-- begin Listed records --

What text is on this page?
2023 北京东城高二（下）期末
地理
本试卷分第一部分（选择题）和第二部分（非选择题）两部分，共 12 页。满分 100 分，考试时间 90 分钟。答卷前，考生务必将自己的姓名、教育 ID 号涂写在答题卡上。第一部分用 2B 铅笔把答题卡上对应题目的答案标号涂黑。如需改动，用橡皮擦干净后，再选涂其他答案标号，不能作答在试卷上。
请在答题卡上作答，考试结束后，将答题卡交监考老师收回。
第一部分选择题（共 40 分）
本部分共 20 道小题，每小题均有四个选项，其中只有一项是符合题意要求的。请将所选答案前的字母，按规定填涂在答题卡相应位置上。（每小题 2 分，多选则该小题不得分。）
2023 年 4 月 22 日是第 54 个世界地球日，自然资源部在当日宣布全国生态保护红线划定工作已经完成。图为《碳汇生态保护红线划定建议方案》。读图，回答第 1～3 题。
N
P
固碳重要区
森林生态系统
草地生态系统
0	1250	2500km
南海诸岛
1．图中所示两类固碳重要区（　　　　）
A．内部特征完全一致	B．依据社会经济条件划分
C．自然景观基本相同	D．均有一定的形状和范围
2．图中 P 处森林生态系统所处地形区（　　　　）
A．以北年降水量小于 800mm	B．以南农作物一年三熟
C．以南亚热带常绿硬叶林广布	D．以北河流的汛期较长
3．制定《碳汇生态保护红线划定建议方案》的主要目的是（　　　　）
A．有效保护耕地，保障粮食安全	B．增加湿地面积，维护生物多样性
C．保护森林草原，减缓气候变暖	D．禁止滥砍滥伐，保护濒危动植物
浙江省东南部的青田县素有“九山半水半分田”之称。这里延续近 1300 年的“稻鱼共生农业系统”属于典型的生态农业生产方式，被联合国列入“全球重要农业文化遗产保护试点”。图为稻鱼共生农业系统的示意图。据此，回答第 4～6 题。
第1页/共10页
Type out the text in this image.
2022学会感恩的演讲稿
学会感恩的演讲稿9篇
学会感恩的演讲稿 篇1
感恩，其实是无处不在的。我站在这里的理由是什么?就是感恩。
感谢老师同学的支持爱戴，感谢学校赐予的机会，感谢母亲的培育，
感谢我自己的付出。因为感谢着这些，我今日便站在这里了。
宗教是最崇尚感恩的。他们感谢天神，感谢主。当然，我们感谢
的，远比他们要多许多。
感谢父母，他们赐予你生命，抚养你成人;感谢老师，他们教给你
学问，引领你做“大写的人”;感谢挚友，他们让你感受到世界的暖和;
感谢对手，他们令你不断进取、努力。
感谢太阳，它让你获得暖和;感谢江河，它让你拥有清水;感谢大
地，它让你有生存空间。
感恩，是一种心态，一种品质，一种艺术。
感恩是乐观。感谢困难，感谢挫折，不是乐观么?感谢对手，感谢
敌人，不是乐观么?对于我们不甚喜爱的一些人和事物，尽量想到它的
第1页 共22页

-- end Listed records --

• Work to complete: Within the entries above, work out how many lines contain the word "this". The number alone is the answer.

• Task response: 2